** START Available records **
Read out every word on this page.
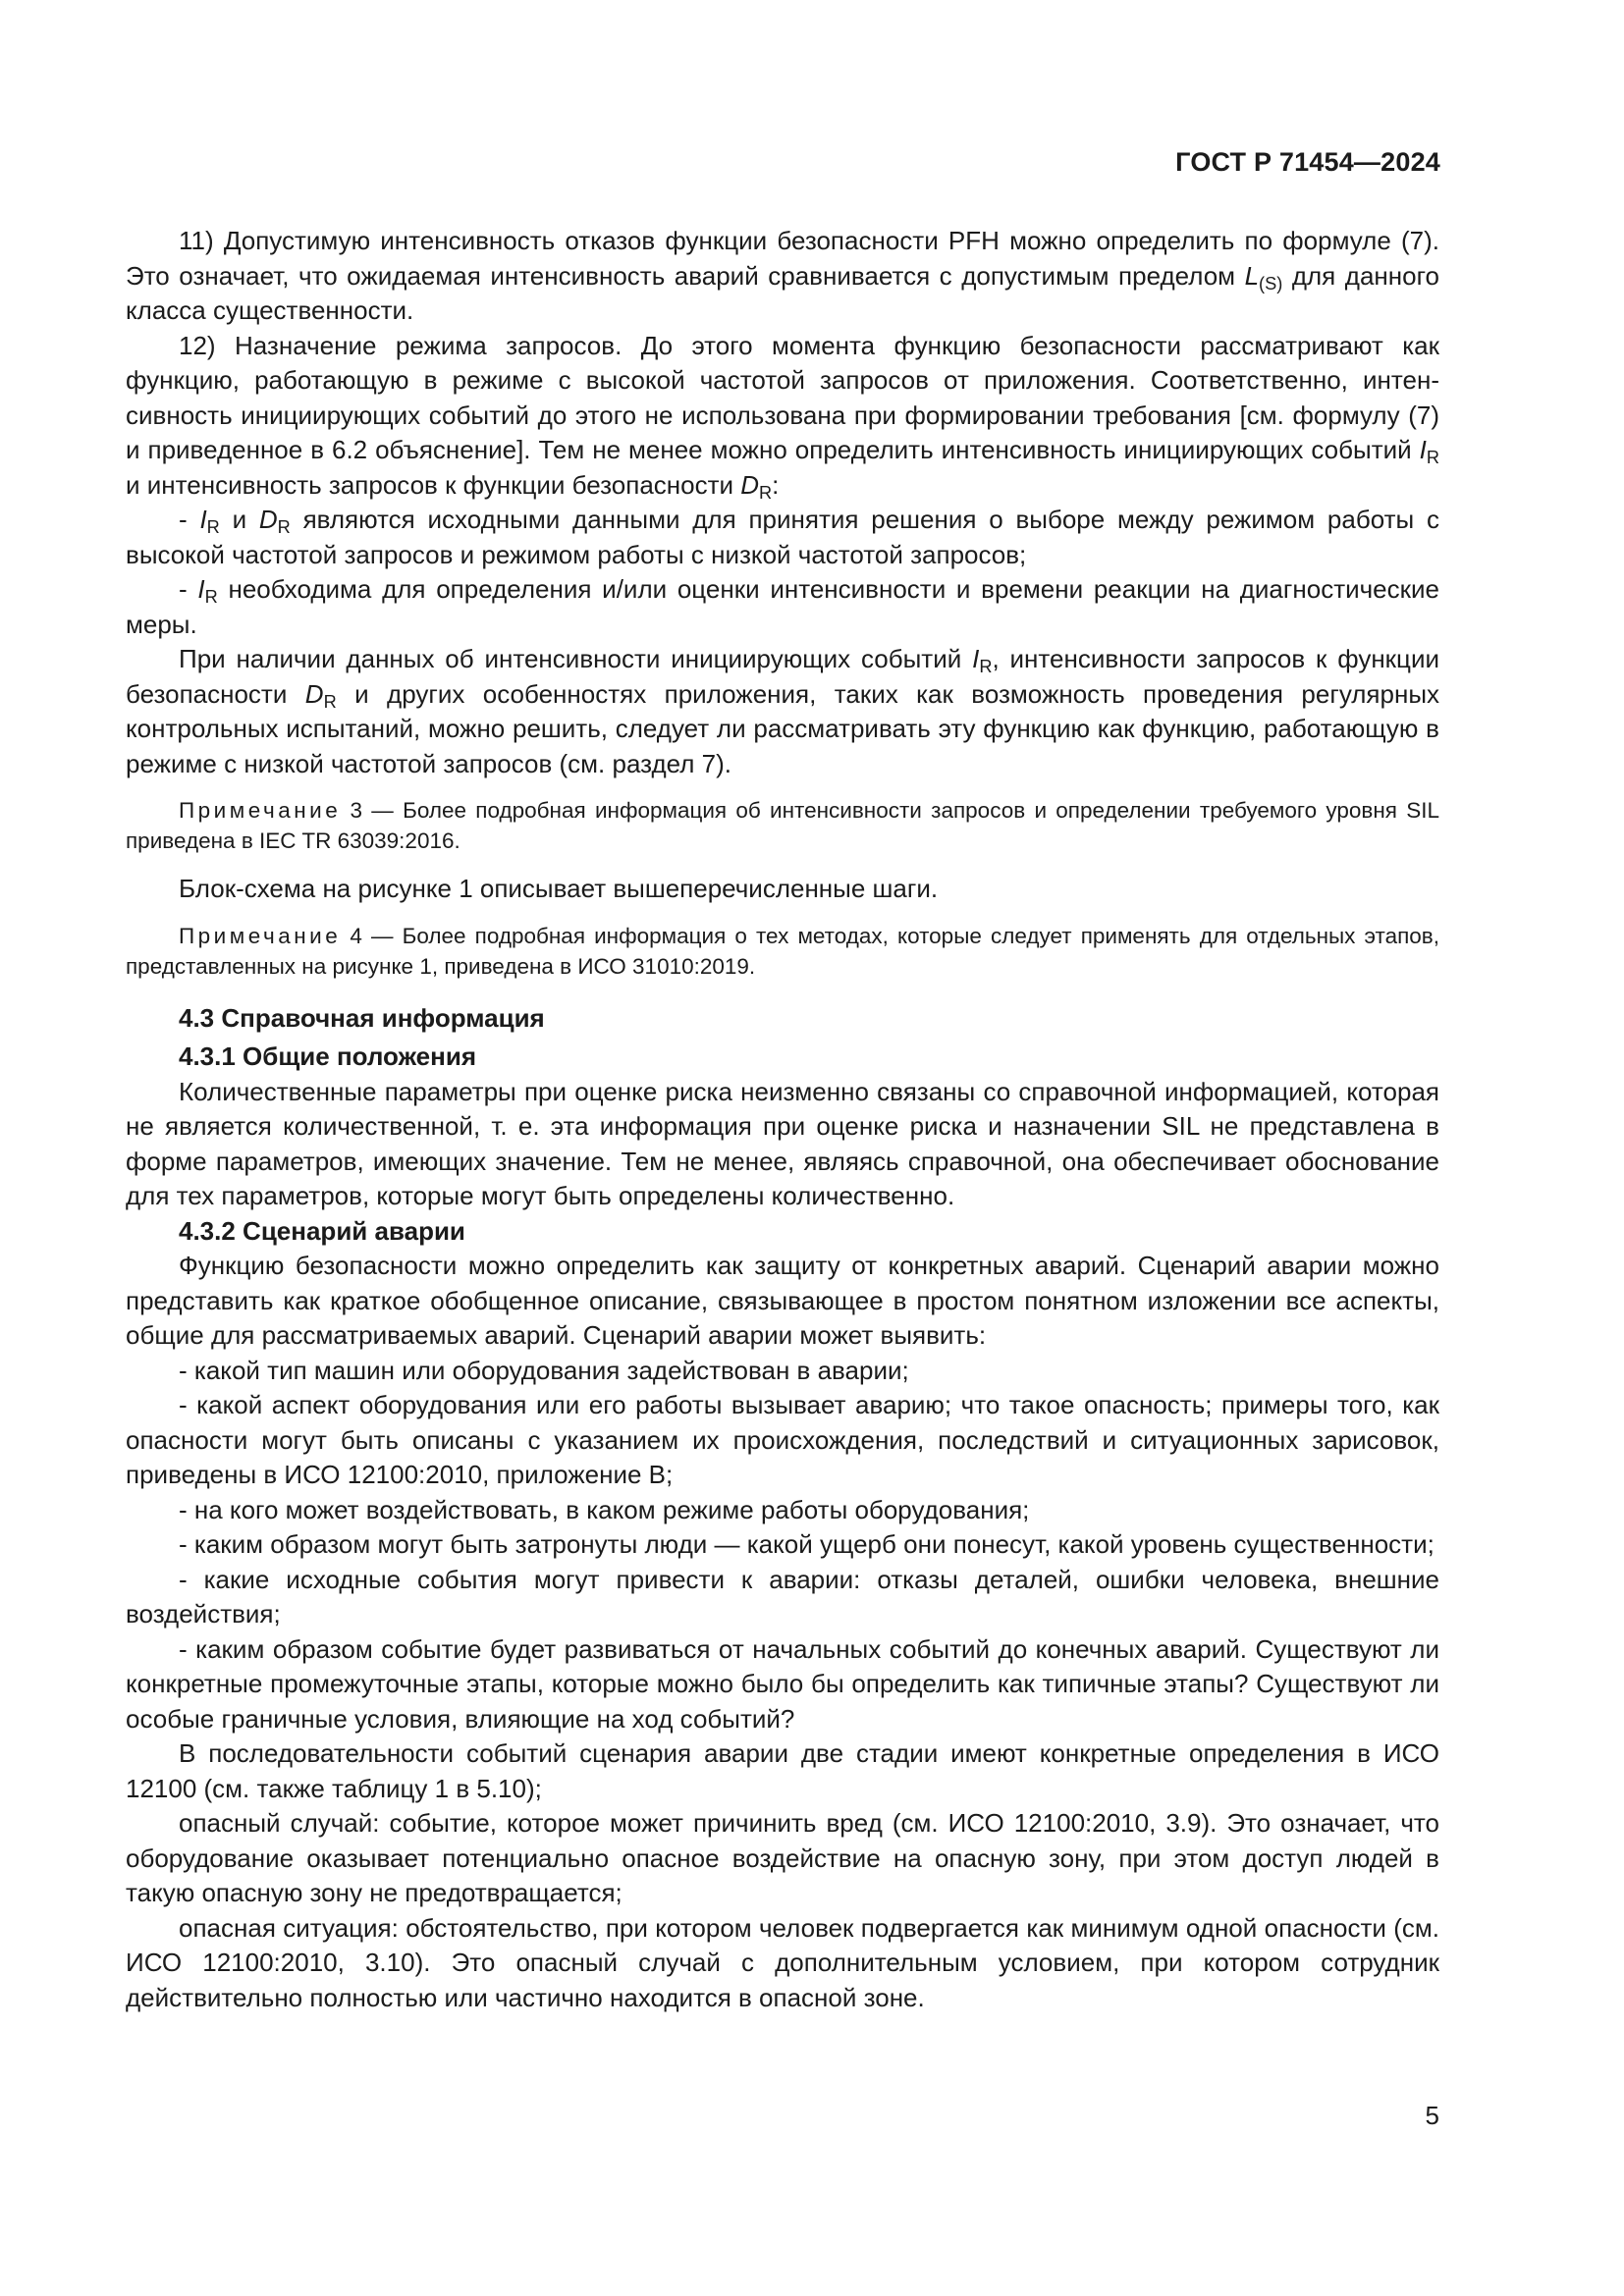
ГОСТ Р 71454—2024

11) Допустимую интенсивность отказов функции безопасности PFH можно определить по формуле (7). Это означает, что ожидаемая интенсивность аварий сравнивается с допустимым пределом $L_{(S)}$ для данного класса существенности.

12) Назначение режима запросов. До этого момента функцию безопасности рассматривают как функцию, работающую в режиме с высокой частотой запросов от приложения. Соответственно, интенсивность инициирующих событий до этого не использована при формировании требования [см. формулу (7) и приведенное в 6.2 объяснение]. Тем не менее можно определить интенсивность инициирующих событий $I_R$ и интенсивность запросов к функции безопасности $D_R$:

- $I_R$ и $D_R$ являются исходными данными для принятия решения о выборе между режимом работы с высокой частотой запросов и режимом работы с низкой частотой запросов;

- $I_R$ необходима для определения и/или оценки интенсивности и времени реакции на диагностические меры.

При наличии данных об интенсивности инициирующих событий $I_R$, интенсивности запросов к функции безопасности $D_R$ и других особенностях приложения, таких как возможность проведения регулярных контрольных испытаний, можно решить, следует ли рассматривать эту функцию как функцию, работающую в режиме с низкой частотой запросов (см. раздел 7).

Примечание 3 — Более подробная информация об интенсивности запросов и определении требуемого уровня SIL приведена в IEC TR 63039:2016.

Блок-схема на рисунке 1 описывает вышеперечисленные шаги.

Примечание 4 — Более подробная информация о тех методах, которые следует применять для отдельных этапов, представленных на рисунке 1, приведена в ИСО 31010:2019.

4.3 Справочная информация

4.3.1 Общие положения

Количественные параметры при оценке риска неизменно связаны со справочной информацией, которая не является количественной, т. е. эта информация при оценке риска и назначении SIL не представлена в форме параметров, имеющих значение. Тем не менее, являясь справочной, она обеспечивает обоснование для тех параметров, которые могут быть определены количественно.

4.3.2 Сценарий аварии

Функцию безопасности можно определить как защиту от конкретных аварий. Сценарий аварии можно представить как краткое обобщенное описание, связывающее в простом понятном изложении все аспекты, общие для рассматриваемых аварий. Сценарий аварии может выявить:

- какой тип машин или оборудования задействован в аварии;

- какой аспект оборудования или его работы вызывает аварию; что такое опасность; примеры того, как опасности могут быть описаны с указанием их происхождения, последствий и ситуационных зарисовок, приведены в ИСО 12100:2010, приложение В;

- на кого может воздействовать, в каком режиме работы оборудования;

- каким образом могут быть затронуты люди — какой ущерб они понесут, какой уровень существенности;

- какие исходные события могут привести к аварии: отказы деталей, ошибки человека, внешние воздействия;

- каким образом событие будет развиваться от начальных событий до конечных аварий. Существуют ли конкретные промежуточные этапы, которые можно было бы определить как типичные этапы? Существуют ли особые граничные условия, влияющие на ход событий?

В последовательности событий сценария аварии две стадии имеют конкретные определения в ИСО 12100 (см. также таблицу 1 в 5.10);

опасный случай: событие, которое может причинить вред (см. ИСО 12100:2010, 3.9). Это означает, что оборудование оказывает потенциально опасное воздействие на опасную зону, при этом доступ людей в такую опасную зону не предотвращается;

опасная ситуация: обстоятельство, при котором человек подвергается как минимум одной опасности (см. ИСО 12100:2010, 3.10). Это опасный случай с дополнительным условием, при котором сотрудник действительно полностью или частично находится в опасной зоне.

5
** END Available records **
§ **Given request**:
Print the complete listing exactly as it stands, without its pictures.

§ **Task output**:
Read out every word on this page.
ГОСТ Р 71454—2024

11) Допустимую интенсивность отказов функции безопасности PFH можно определить по формуле (7). Это означает, что ожидаемая интенсивность аварий сравнивается с допустимым пределом $L_{(S)}$ для данного класса существенности.

12) Назначение режима запросов. До этого момента функцию безопасности рассматривают как функцию, работающую в режиме с высокой частотой запросов от приложения. Соответственно, интенсивность инициирующих событий до этого не использована при формировании требования [см. формулу (7) и приведенное в 6.2 объяснение]. Тем не менее можно определить интенсивность инициирующих событий $I_R$ и интенсивность запросов к функции безопасности $D_R$:

- $I_R$ и $D_R$ являются исходными данными для принятия решения о выборе между режимом работы с высокой частотой запросов и режимом работы с низкой частотой запросов;

- $I_R$ необходима для определения и/или оценки интенсивности и времени реакции на диагностические меры.

При наличии данных об интенсивности инициирующих событий $I_R$, интенсивности запросов к функции безопасности $D_R$ и других особенностях приложения, таких как возможность проведения регулярных контрольных испытаний, можно решить, следует ли рассматривать эту функцию как функцию, работающую в режиме с низкой частотой запросов (см. раздел 7).

Примечание 3 — Более подробная информация об интенсивности запросов и определении требуемого уровня SIL приведена в IEC TR 63039:2016.

Блок-схема на рисунке 1 описывает вышеперечисленные шаги.

Примечание 4 — Более подробная информация о тех методах, которые следует применять для отдельных этапов, представленных на рисунке 1, приведена в ИСО 31010:2019.

4.3 Справочная информация

4.3.1 Общие положения

Количественные параметры при оценке риска неизменно связаны со справочной информацией, которая не является количественной, т. е. эта информация при оценке риска и назначении SIL не представлена в форме параметров, имеющих значение. Тем не менее, являясь справочной, она обеспечивает обоснование для тех параметров, которые могут быть определены количественно.

4.3.2 Сценарий аварии

Функцию безопасности можно определить как защиту от конкретных аварий. Сценарий аварии можно представить как краткое обобщенное описание, связывающее в простом понятном изложении все аспекты, общие для рассматриваемых аварий. Сценарий аварии может выявить:

- какой тип машин или оборудования задействован в аварии;

- какой аспект оборудования или его работы вызывает аварию; что такое опасность; примеры того, как опасности могут быть описаны с указанием их происхождения, последствий и ситуационных зарисовок, приведены в ИСО 12100:2010, приложение В;

- на кого может воздействовать, в каком режиме работы оборудования;

- каким образом могут быть затронуты люди — какой ущерб они понесут, какой уровень существенности;

- какие исходные события могут привести к аварии: отказы деталей, ошибки человека, внешние воздействия;

- каким образом событие будет развиваться от начальных событий до конечных аварий. Существуют ли конкретные промежуточные этапы, которые можно было бы определить как типичные этапы? Существуют ли особые граничные условия, влияющие на ход событий?

В последовательности событий сценария аварии две стадии имеют конкретные определения в ИСО 12100 (см. также таблицу 1 в 5.10);

опасный случай: событие, которое может причинить вред (см. ИСО 12100:2010, 3.9). Это означает, что оборудование оказывает потенциально опасное воздействие на опасную зону, при этом доступ людей в такую опасную зону не предотвращается;

опасная ситуация: обстоятельство, при котором человек подвергается как минимум одной опасности (см. ИСО 12100:2010, 3.10). Это опасный случай с дополнительным условием, при котором сотрудник действительно полностью или частично находится в опасной зоне.

5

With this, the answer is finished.